What this task involves: Retype all of the data. Every line must match exactly.
☆ ☆ ☆ ☆
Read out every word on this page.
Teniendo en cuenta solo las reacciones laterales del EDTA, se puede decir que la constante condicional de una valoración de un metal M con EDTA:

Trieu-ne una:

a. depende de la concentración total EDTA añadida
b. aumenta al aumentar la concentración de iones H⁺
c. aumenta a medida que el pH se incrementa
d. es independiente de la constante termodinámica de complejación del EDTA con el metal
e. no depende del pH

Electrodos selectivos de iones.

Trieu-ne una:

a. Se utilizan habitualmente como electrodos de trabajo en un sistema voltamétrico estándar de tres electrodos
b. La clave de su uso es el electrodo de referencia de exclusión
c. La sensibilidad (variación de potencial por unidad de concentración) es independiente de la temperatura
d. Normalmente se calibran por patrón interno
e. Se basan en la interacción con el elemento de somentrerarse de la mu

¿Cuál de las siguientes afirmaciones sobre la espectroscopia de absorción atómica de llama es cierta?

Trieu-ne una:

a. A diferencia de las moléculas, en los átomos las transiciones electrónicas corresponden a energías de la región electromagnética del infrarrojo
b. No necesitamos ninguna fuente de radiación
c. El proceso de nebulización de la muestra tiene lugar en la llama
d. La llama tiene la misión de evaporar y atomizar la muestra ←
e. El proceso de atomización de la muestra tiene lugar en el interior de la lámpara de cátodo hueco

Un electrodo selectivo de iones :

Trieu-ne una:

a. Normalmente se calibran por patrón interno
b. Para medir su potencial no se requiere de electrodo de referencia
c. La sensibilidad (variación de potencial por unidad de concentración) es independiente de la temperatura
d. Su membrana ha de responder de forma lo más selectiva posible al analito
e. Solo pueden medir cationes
☆ ☆ ☆ ☆
Answer in full:
Read out every word on this page.
Teniendo en cuenta solo las reacciones laterales del EDTA, se puede decir que la constante condicional de una valoración de un metal M con EDTA:

Trieu-ne una:

a. depende de la concentración total EDTA añadida
b. aumenta al aumentar la concentración de iones H⁺
c. aumenta a medida que el pH se incrementa
d. es independiente de la constante termodinámica de complejación del EDTA con el metal
e. no depende del pH

Electrodos selectivos de iones.

Trieu-ne una:

a. Se utilizan habitualmente como electrodos de trabajo en un sistema voltamétrico estándar de tres electrodos
b. La clave de su uso es el electrodo de referencia de exclusión
c. La sensibilidad (variación de potencial por unidad de concentración) es independiente de la temperatura
d. Normalmente se calibran por patrón interno
e. Se basan en la interacción con el elemento de somentrerarse de la mu

¿Cuál de las siguientes afirmaciones sobre la espectroscopia de absorción atómica de llama es cierta?

Trieu-ne una:

a. A diferencia de las moléculas, en los átomos las transiciones electrónicas corresponden a energías de la región electromagnética del infrarrojo
b. No necesitamos ninguna fuente de radiación
c. El proceso de nebulización de la muestra tiene lugar en la llama
d. La llama tiene la misión de evaporar y atomizar la muestra ←
e. El proceso de atomización de la muestra tiene lugar en el interior de la lámpara de cátodo hueco

Un electrodo selectivo de iones :

Trieu-ne una:

a. Normalmente se calibran por patrón interno
b. Para medir su potencial no se requiere de electrodo de referencia
c. La sensibilidad (variación de potencial por unidad de concentración) es independiente de la temperatura
d. Su membrana ha de responder de forma lo más selectiva posible al analito
e. Solo pueden medir cationes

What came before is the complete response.